DATA IN THIS EXERCISE =
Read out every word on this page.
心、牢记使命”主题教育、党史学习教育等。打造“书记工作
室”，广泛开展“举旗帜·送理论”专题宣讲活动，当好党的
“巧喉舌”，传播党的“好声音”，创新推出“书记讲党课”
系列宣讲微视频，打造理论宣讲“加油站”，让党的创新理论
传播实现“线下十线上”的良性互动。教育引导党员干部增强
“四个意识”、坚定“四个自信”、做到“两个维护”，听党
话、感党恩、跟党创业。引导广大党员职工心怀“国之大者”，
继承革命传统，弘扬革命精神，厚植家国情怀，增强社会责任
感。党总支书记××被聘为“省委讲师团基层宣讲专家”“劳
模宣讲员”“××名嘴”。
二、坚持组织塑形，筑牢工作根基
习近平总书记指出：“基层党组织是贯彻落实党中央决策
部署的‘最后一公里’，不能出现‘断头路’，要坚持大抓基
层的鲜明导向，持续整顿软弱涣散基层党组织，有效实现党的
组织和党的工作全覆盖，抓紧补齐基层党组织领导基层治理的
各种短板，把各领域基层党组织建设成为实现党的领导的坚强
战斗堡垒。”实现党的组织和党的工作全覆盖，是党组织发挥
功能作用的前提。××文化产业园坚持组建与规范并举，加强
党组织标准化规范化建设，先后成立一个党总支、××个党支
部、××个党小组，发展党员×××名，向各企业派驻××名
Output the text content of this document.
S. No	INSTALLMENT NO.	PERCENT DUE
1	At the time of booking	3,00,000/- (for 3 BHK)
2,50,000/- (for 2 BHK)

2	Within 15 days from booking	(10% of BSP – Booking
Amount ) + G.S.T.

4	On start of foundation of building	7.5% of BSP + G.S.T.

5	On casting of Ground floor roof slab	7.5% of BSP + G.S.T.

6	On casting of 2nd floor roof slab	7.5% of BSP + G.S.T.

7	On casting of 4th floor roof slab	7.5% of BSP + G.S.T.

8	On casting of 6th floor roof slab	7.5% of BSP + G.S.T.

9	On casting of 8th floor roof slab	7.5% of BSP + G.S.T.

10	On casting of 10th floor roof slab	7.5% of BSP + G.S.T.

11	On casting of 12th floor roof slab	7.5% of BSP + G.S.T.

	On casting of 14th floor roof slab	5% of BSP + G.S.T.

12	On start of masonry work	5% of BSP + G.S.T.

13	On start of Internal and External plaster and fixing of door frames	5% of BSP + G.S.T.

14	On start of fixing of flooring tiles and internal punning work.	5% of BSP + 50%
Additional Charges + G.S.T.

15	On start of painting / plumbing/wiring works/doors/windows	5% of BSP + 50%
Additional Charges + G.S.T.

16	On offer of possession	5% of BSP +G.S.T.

==

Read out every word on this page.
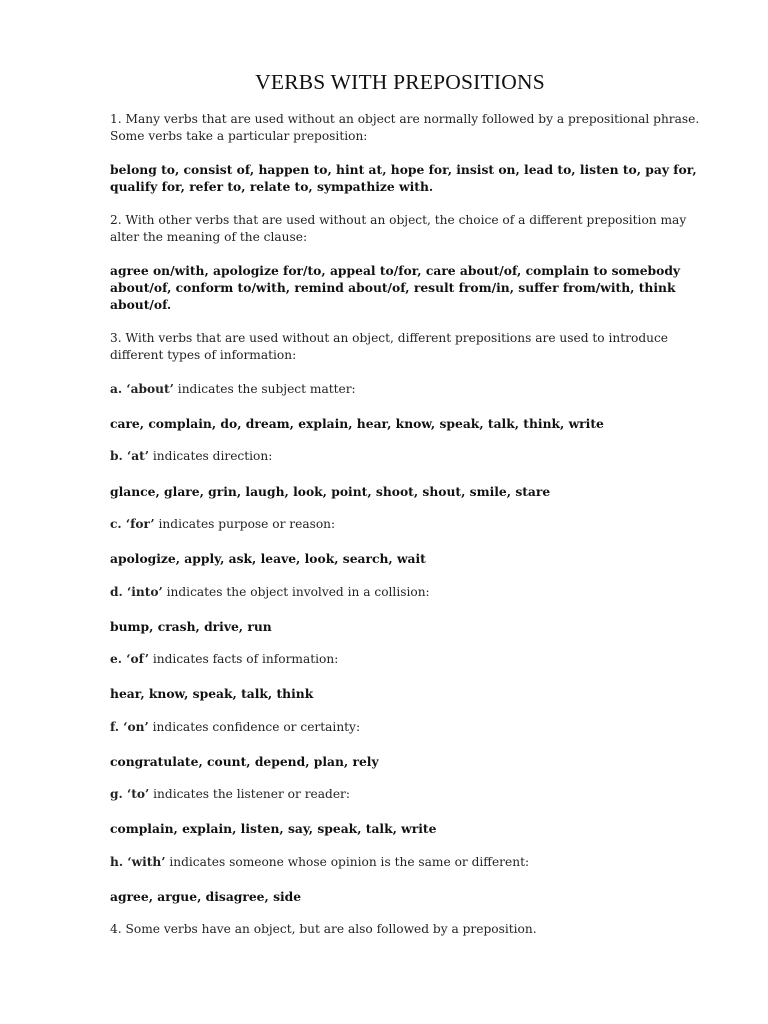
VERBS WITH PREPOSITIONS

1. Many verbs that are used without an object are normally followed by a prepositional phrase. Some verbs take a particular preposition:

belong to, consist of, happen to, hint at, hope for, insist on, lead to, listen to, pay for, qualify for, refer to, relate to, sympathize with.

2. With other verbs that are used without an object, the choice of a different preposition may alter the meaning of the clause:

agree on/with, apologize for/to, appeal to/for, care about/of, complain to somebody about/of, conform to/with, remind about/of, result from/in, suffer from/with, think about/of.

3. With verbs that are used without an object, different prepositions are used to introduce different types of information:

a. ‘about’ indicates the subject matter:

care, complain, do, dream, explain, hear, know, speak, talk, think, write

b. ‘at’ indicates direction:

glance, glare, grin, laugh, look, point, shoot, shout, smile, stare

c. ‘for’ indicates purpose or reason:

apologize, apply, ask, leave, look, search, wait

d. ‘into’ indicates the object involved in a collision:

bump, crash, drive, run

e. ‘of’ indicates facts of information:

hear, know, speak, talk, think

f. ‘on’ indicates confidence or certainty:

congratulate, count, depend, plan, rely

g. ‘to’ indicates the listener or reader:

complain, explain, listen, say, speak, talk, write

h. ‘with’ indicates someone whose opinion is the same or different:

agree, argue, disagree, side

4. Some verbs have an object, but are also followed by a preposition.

EXERCISE GOAL = From the entries above, pull out each line that includes "followed".

SOLUTION TO THE PROBLEM =
1. Many verbs that are used without an object are normally followed by a prepositional phrase. Some verbs take a particular preposition:
4. Some verbs have an object, but are also followed by a preposition.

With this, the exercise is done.